▶ [RECORDS]:
────────────────────

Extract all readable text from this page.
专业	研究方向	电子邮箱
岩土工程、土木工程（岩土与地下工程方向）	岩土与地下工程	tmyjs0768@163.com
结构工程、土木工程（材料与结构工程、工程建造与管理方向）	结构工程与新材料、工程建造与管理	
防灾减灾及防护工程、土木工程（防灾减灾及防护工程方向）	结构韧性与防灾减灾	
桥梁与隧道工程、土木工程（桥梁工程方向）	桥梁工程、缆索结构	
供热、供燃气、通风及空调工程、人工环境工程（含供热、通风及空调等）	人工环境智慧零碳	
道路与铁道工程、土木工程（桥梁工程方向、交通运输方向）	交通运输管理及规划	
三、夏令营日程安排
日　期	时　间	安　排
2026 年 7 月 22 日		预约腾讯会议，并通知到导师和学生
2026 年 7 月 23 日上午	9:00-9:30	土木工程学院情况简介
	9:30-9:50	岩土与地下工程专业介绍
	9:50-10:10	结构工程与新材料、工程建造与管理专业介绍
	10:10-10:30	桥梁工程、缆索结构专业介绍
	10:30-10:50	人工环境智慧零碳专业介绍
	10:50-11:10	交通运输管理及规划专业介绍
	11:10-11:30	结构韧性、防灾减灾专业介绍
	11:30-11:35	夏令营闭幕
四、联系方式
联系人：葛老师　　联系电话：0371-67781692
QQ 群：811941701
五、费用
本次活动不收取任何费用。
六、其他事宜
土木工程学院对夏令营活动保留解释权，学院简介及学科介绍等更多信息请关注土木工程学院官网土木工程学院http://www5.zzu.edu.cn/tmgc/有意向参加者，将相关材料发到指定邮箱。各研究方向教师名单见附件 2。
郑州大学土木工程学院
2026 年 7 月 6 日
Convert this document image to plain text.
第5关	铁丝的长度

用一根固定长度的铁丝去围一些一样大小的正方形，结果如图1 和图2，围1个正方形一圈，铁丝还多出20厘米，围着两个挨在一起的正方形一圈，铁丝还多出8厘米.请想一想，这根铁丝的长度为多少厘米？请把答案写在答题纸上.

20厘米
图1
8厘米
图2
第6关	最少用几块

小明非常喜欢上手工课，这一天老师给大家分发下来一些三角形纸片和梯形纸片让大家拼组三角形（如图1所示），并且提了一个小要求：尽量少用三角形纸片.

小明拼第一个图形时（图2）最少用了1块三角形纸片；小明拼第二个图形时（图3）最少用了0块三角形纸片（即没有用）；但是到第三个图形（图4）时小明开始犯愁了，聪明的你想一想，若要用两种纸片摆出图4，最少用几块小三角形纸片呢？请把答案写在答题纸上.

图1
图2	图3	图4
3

────────────────────

▶ [WHAT YOU WILL DO]:
Identify which lines contain the word "this" and copy each one.

▶ [RESULT OF THE TASK]:
Extract all readable text from this page.
Convert this document image to plain text.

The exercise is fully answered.